▸ What you need to do:
Let your answer be the line containing "Convert this document image to plain text." and every line below it to the end of the records, copied exactly.

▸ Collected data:
▬▬▬▬▬▬

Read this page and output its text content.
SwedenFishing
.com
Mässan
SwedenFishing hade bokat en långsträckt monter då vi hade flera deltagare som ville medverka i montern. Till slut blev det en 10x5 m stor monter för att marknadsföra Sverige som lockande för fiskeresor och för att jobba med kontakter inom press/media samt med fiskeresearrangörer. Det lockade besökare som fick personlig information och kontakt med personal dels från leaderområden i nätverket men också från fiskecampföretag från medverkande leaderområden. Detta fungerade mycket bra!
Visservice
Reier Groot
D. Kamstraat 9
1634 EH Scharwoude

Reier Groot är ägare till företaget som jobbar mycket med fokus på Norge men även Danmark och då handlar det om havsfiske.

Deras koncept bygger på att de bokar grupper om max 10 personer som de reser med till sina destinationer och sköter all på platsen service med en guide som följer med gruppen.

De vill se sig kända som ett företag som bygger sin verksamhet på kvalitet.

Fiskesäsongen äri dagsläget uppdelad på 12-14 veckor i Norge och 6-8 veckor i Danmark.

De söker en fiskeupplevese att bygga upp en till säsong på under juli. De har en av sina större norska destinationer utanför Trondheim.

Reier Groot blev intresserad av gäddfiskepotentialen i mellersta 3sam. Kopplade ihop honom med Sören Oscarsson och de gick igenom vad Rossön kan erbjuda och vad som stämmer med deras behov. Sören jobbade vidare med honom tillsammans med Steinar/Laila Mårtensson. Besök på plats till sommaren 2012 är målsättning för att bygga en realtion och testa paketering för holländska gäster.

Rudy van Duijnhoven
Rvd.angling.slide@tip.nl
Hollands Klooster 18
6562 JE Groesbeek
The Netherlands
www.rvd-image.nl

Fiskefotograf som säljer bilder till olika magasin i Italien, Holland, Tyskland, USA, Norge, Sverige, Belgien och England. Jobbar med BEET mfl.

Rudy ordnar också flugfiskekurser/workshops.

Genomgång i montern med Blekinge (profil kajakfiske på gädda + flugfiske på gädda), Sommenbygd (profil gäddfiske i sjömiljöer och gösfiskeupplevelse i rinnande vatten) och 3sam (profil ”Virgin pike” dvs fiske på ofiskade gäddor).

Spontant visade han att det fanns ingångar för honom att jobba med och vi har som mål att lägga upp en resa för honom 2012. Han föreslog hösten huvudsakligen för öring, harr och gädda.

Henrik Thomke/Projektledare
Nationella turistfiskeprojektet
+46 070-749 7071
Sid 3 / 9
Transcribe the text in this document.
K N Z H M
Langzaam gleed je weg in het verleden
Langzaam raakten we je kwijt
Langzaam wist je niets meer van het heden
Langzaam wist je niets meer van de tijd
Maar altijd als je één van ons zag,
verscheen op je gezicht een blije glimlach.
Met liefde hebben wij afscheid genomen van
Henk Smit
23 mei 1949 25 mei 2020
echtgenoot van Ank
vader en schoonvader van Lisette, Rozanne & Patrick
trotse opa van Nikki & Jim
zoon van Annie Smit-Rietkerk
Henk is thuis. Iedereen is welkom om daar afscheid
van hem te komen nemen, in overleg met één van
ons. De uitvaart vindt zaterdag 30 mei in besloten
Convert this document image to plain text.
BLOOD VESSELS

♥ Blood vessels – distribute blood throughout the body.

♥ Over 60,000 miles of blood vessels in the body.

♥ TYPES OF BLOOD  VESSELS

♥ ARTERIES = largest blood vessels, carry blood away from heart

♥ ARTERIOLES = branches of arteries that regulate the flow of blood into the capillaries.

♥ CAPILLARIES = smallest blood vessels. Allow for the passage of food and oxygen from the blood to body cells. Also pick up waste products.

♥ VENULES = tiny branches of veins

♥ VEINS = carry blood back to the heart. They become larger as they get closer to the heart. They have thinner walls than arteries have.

▬▬▬▬▬▬

▸ Completed task:
Convert this document image to plain text.
BLOOD VESSELS

♥ Blood vessels – distribute blood throughout the body.

♥ Over 60,000 miles of blood vessels in the body.

♥ TYPES OF BLOOD  VESSELS

♥ ARTERIES = largest blood vessels, carry blood away from heart

♥ ARTERIOLES = branches of arteries that regulate the flow of blood into the capillaries.

♥ CAPILLARIES = smallest blood vessels. Allow for the passage of food and oxygen from the blood to body cells. Also pick up waste products.

♥ VENULES = tiny branches of veins

♥ VEINS = carry blood back to the heart. They become larger as they get closer to the heart. They have thinner walls than arteries have.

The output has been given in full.